#### WRITTEN PROBLEM
Gather each line of the records where "work" appears.

#### ROWS
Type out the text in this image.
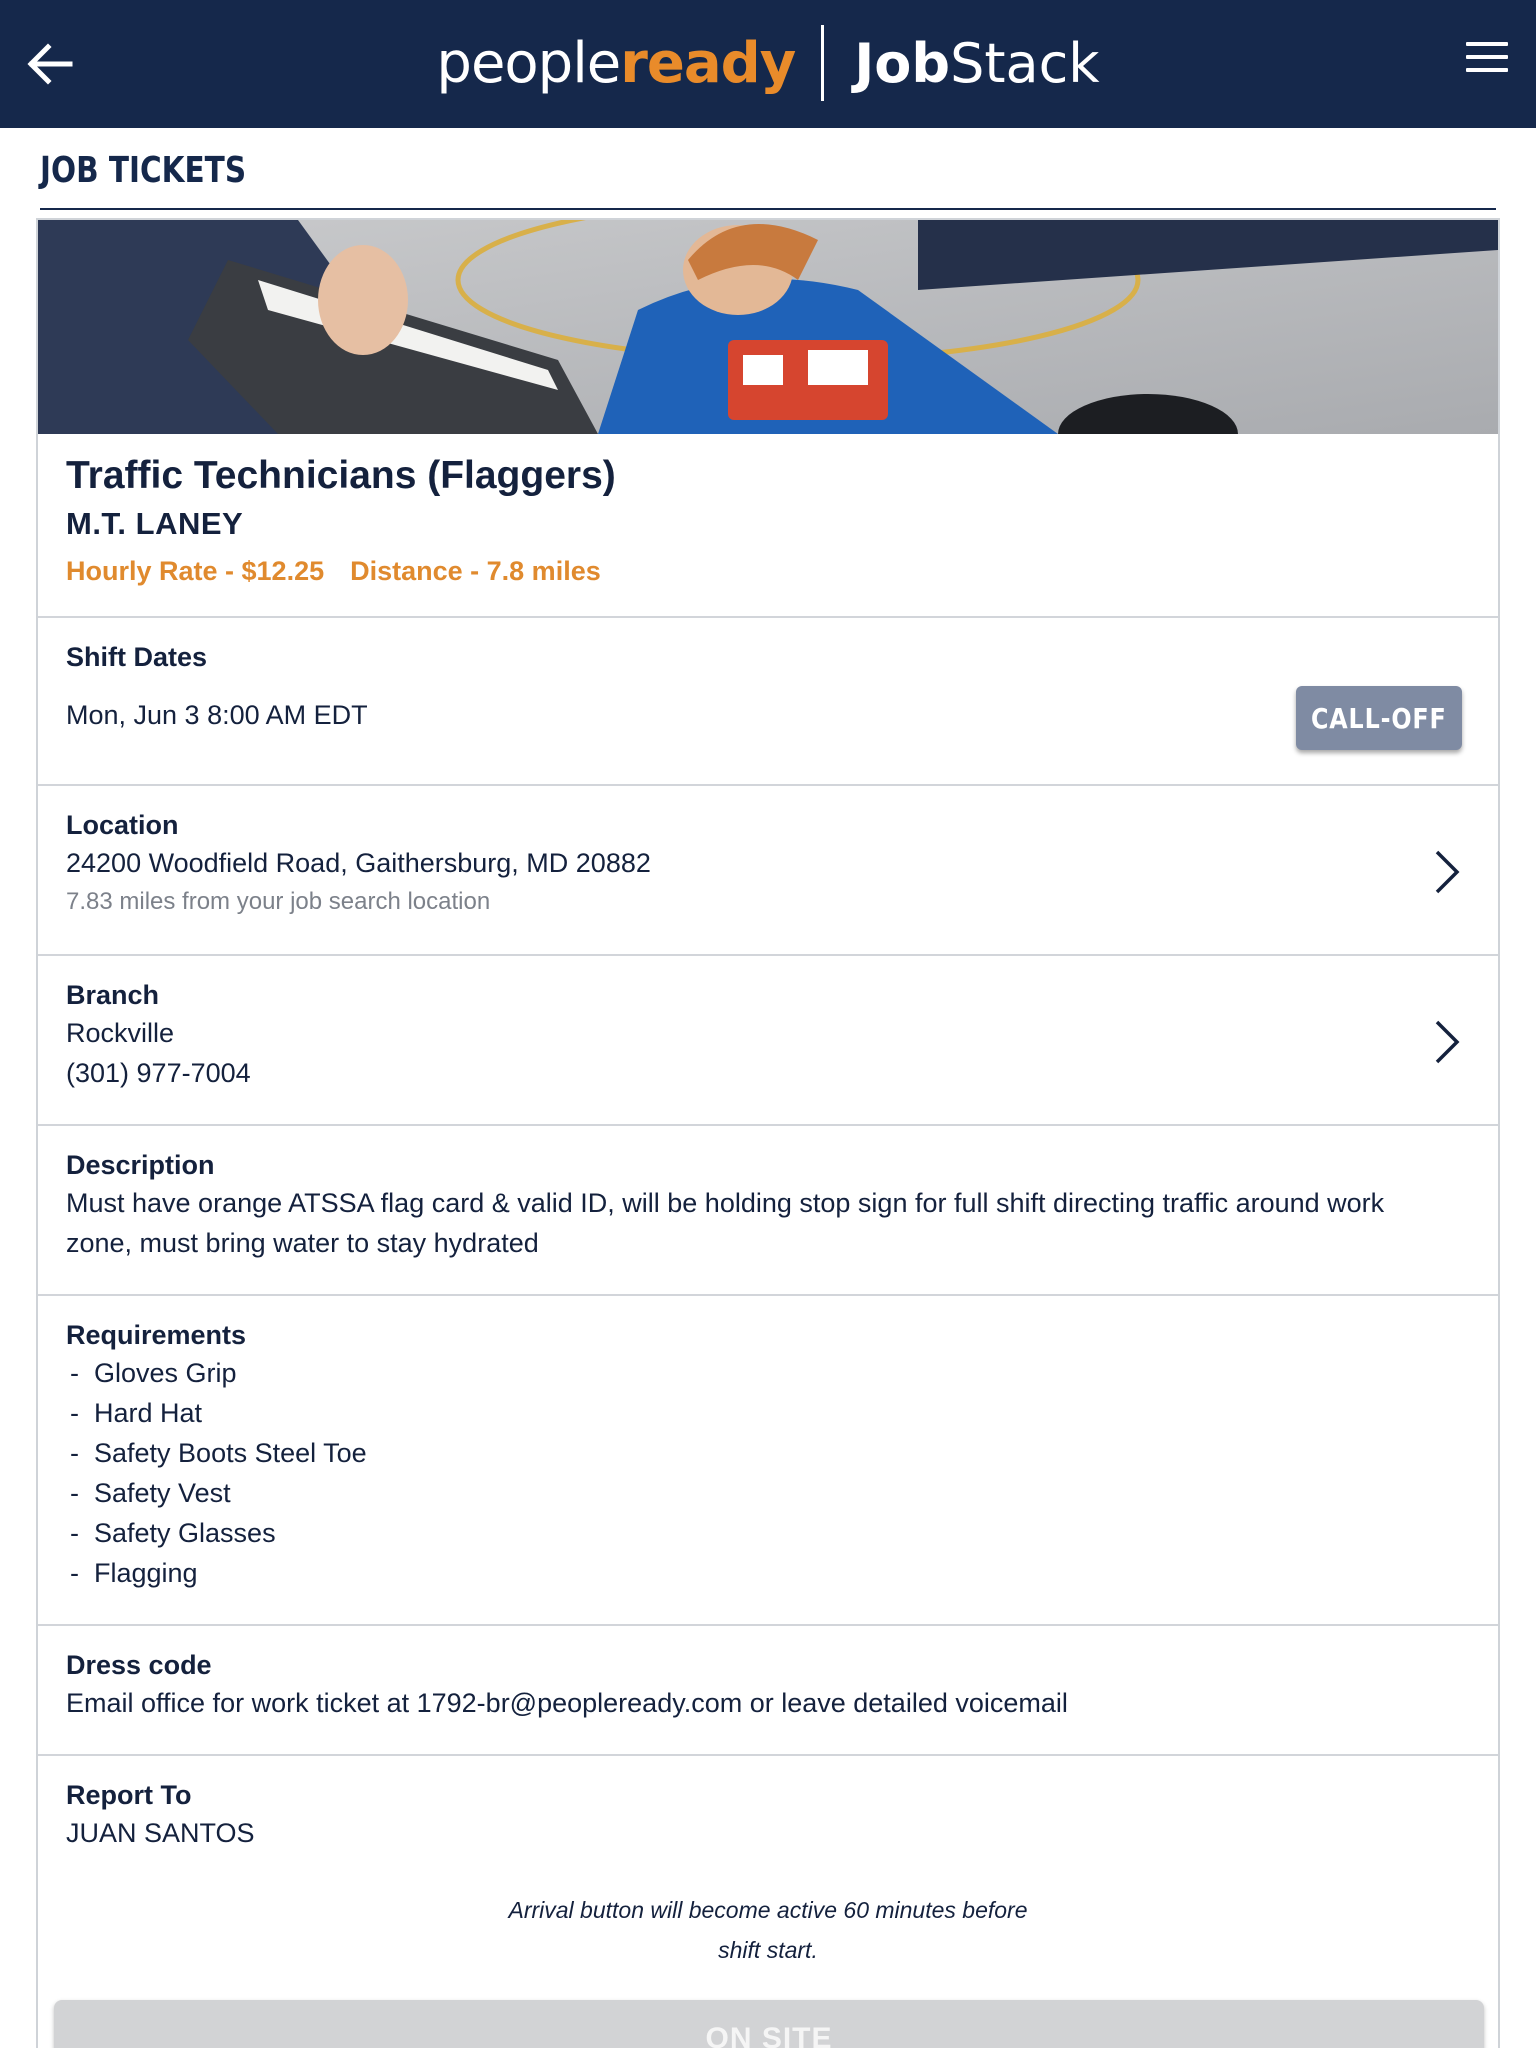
people ready Job Stack
JOB TICKETS
Traffic Technicians (Flaggers)
M.T. LANEY
Hourly Rate - $12.25 Distance - 7.8 miles
Shift Dates
Mon, Jun 3 8:00 AM EDT	CALL-OFF
Location
24200 Woodfield Road, Gaithersburg, MD 20882
7.83 miles from your job search location
Branch
Rockville
(301) 977-7004
Description
Must have orange ATSSA flag card & valid ID, will be holding stop sign for full shift directing traffic around work
zone, must bring water to stay hydrated
Requirements
- Gloves Grip
- Hard Hat
- Safety Boots Steel Toe
- Safety Vest
- Safety Glasses
- Flagging
Dress code
Email office for work ticket at 1792-br@peopleready.com or leave detailed voicemail
Report To
JUAN SANTOS
Arrival button will become active 60 minutes before
shift start.
ON SITE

#### EXERCISE RESULT
Must have orange ATSSA flag card & valid ID, will be holding stop sign for full shift directing traffic around work
Email office for work ticket at 1792-br@peopleready.com or leave detailed voicemail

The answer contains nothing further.